WHAT IS BEING ASKED: Write out, word for word, the passage of the text on the AstraZeneca vaccine suspensions starting with "The World Health" and going on through "investigate the reports.".

TEXT SHOWN:
*** Begin section ***
Ireland has followed several European countries who have temporarily suspended the AstraZeneca vaccine following reports of people suffering blood clots.
Here, are the key questions surrounding the situation.
What has happened?
There have been a small number of reports of people experiencing blood clots in the days and weeks after their vaccination.
Earlier this week, the European Medicines Agency (EMA) reported one person in Austria was diagnosed with blood clots and died ten days after vaccination.
However, it stressed there is "currently no indication that vaccination has caused these conditions".
The World Health Organization said this week that countries should continuing using the vaccine.
Another person was admitted to hospital in Austria with pulmonary embolism (blockage in arteries in the lungs) after being vaccinated, while one death involving a blood clot was reported in Denmark.
A 50-year-old man is also thought to have died in Italy from deep vein thrombosis (DVT), while there has been an unconfirmed report of another death in Italy.
Yesterday, Norwegian health authorities said that four people, including three health workers, who had recently received the vaccine were being treated in hospital for bleeding, blood clots and a low count of blood platelets.
What other countries are involved?
Denmark, Norway and Iceland have said they are temporarily halting all AstraZeneca vaccinations to investigate the reports.
Italy also followed Austria, Estonia, Latvia, Luxembourg and Lithuania in banning jabs from one particular batch of one million AstraZeneca vaccines, which was sent to 17 countries, after reports of a death.
Very few details have been given about the individuals, including whether they had any underlying conditions that already raised the risk of blood clots.
Thailand and Bulgaria also said this week that they would delay the roll out of the vaccine.
Some European countries have said they will not halt their AstraZeneca vaccine roll-out, including Portugal, France and Germany.
*** End section ***
DATA PROVIDED:
*** Begin section ***
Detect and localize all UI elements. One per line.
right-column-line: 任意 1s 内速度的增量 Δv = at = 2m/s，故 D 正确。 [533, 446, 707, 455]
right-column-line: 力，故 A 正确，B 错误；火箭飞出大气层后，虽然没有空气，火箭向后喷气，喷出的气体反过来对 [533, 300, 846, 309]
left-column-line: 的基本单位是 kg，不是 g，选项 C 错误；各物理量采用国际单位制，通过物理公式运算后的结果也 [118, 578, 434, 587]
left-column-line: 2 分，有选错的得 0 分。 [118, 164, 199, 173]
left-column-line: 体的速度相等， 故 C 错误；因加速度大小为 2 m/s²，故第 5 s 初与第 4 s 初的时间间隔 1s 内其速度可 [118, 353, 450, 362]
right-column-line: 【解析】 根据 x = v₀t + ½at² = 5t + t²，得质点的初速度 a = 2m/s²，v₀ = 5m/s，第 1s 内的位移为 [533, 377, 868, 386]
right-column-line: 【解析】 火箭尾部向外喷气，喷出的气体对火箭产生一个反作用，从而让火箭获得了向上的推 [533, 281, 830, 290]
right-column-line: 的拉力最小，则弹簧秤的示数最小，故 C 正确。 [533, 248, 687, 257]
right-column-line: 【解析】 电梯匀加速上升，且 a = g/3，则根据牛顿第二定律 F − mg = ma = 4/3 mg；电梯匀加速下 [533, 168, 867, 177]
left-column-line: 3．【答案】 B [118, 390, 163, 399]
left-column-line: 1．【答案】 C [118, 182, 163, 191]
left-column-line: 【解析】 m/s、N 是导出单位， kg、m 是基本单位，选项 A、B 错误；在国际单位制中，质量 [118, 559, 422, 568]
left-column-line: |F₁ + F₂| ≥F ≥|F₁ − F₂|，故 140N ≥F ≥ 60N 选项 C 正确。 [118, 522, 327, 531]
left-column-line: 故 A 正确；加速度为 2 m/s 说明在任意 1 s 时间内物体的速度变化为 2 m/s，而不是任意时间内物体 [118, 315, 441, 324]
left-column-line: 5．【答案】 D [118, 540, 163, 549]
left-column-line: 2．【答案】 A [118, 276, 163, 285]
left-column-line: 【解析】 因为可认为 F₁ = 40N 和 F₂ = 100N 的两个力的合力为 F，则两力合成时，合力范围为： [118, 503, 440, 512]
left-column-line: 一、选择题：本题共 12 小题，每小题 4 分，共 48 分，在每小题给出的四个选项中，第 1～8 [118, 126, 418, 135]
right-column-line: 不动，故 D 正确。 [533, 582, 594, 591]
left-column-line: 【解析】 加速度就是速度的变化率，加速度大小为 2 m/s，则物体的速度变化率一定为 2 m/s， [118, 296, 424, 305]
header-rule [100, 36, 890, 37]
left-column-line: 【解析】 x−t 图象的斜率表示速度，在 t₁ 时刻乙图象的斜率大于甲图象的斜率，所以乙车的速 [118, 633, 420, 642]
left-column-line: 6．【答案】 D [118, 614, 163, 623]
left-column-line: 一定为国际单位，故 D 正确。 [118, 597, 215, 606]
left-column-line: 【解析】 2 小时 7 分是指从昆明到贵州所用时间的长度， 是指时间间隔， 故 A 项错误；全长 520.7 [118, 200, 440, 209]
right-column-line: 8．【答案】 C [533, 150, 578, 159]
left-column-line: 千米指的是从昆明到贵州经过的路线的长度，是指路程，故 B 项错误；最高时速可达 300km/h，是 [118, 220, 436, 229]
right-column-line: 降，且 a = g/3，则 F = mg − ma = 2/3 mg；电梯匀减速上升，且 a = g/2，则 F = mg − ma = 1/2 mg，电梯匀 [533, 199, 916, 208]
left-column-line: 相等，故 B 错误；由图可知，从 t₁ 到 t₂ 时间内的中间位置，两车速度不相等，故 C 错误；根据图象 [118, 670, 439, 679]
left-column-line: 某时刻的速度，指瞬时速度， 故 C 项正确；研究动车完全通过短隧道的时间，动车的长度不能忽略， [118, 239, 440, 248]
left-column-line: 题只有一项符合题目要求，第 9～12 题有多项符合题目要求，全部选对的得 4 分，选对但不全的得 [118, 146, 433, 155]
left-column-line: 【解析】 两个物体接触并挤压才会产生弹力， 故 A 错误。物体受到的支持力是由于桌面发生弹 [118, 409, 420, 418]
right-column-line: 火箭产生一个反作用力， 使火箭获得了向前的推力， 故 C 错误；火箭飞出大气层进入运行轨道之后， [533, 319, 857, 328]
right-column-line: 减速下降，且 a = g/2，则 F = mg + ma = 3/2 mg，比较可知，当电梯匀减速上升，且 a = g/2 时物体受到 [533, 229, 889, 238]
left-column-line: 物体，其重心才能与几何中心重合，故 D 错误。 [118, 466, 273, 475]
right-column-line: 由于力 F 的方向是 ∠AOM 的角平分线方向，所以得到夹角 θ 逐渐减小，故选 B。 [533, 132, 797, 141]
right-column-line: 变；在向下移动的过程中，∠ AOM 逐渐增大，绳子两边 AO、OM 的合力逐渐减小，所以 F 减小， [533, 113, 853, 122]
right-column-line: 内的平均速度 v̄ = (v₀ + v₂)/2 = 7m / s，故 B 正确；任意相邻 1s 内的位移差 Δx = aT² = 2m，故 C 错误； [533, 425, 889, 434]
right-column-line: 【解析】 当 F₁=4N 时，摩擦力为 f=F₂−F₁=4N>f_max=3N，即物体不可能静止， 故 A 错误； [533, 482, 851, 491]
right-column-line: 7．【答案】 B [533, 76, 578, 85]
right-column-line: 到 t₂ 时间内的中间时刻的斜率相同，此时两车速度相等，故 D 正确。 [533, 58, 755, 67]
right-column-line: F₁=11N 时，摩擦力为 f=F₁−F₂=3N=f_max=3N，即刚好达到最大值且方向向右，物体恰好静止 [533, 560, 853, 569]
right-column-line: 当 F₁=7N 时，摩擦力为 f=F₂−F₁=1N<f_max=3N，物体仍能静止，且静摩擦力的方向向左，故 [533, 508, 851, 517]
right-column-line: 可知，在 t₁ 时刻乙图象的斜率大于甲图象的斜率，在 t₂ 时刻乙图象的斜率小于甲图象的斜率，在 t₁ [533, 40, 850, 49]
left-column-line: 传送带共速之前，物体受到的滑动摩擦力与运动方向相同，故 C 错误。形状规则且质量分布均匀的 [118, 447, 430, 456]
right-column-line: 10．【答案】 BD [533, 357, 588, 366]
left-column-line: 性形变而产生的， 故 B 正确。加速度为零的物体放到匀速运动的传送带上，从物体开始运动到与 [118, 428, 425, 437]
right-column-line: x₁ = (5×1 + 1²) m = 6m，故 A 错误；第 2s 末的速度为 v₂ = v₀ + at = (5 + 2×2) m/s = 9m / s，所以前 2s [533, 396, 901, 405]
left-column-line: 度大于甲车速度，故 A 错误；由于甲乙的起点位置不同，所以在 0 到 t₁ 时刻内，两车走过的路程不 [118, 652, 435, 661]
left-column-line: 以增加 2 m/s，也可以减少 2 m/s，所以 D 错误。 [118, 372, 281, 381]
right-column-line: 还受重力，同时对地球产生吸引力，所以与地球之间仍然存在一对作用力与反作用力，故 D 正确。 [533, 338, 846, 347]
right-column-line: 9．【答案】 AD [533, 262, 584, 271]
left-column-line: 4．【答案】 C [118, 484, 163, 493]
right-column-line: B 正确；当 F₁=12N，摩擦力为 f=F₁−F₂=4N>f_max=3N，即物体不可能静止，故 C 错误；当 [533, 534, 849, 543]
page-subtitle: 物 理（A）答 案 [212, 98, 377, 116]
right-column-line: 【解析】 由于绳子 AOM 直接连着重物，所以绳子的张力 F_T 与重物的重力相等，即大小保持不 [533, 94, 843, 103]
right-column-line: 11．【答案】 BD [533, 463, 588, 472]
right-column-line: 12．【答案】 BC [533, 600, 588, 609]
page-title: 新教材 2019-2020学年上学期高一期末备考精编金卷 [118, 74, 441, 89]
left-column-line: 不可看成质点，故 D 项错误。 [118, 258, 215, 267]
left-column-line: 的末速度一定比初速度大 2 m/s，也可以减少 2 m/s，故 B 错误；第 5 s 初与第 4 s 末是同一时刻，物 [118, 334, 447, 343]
*** End section ***
TASK RESULT:
The World Health Organization said this week that countries should continuing using the vaccine.
Another person was admitted to hospital in Austria with pulmonary embolism (blockage in arteries in the lungs) after being vaccinated, while one death involving a blood clot was reported in Denmark.
A 50-year-old man is also thought to have died in Italy from deep vein thrombosis (DVT), while there has been an unconfirmed report of another death in Italy.
Yesterday, Norwegian health authorities said that four people, including three health workers, who had recently received the vaccine were being treated in hospital for bleeding, blood clots and a low count of blood platelets.
What other countries are involved?
Denmark, Norway and Iceland have said they are temporarily halting all AstraZeneca vaccinations to investigate the reports.